** What you are asked to do **
Select from the records below every line that has the word "dies" in it.

** Data provided **
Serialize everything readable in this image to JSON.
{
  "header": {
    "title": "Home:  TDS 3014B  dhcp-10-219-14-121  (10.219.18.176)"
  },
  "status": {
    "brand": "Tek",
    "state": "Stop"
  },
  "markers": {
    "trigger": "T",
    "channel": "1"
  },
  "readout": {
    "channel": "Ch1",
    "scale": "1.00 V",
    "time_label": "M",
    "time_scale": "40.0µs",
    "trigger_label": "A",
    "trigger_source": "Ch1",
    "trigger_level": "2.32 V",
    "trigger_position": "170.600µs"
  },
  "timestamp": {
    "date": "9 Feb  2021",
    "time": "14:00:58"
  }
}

==

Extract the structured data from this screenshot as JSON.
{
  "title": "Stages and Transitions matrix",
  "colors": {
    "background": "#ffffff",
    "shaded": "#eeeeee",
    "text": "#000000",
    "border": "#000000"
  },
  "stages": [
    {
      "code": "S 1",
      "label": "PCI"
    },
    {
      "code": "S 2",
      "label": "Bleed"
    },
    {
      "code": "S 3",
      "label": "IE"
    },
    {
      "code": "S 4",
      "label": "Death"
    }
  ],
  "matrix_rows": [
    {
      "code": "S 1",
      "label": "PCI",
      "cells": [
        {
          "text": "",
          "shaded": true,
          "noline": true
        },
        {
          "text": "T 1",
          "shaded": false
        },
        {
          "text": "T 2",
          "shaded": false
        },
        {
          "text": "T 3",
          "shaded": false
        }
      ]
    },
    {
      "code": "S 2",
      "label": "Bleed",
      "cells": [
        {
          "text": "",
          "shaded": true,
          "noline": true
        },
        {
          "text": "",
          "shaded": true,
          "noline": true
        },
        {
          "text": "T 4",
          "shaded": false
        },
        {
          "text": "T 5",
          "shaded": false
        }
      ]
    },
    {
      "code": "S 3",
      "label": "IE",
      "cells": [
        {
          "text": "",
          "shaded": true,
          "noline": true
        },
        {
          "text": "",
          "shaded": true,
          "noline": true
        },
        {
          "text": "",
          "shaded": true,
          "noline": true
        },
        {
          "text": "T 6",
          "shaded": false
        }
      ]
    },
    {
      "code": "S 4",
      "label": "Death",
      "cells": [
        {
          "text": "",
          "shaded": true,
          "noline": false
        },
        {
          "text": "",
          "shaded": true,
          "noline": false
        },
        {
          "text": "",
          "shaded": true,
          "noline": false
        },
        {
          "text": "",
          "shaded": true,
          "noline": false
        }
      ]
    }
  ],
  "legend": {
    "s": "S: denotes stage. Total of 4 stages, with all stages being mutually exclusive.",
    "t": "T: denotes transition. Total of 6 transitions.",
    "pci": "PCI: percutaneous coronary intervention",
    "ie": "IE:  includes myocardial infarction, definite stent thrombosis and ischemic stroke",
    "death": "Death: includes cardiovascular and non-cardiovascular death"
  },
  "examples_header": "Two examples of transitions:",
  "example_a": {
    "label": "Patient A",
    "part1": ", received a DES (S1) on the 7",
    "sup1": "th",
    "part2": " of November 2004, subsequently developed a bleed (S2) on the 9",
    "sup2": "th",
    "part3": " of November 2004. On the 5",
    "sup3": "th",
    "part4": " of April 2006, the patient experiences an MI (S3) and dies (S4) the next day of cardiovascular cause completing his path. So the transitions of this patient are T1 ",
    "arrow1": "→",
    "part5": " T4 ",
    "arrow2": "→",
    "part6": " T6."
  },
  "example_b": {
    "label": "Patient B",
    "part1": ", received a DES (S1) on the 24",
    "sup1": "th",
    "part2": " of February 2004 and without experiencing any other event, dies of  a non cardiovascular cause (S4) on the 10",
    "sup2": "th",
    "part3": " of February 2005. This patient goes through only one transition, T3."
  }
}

...

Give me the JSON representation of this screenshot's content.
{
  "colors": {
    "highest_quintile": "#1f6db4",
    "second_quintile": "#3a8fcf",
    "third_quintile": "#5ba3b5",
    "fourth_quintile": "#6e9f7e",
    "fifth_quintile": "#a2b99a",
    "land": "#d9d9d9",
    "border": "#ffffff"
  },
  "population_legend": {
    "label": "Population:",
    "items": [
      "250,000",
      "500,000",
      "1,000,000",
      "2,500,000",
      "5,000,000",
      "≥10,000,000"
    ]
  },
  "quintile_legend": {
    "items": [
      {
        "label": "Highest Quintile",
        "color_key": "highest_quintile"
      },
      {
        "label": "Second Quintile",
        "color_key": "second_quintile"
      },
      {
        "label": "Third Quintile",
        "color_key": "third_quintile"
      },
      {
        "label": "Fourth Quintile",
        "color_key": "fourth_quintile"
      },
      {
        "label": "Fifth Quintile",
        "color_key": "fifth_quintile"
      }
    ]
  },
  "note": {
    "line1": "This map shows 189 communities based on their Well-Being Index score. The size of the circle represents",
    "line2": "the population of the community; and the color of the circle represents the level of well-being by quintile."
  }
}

** Exercise output **
    "part4": " of April 2006, the patient experiences an MI (S3) and dies (S4) the next day of cardiovascular cause completing his path. So the transitions of this patient are T1 ",
    "part2": " of February 2004 and without experiencing any other event, dies of  a non cardiovascular cause (S4) on the 10",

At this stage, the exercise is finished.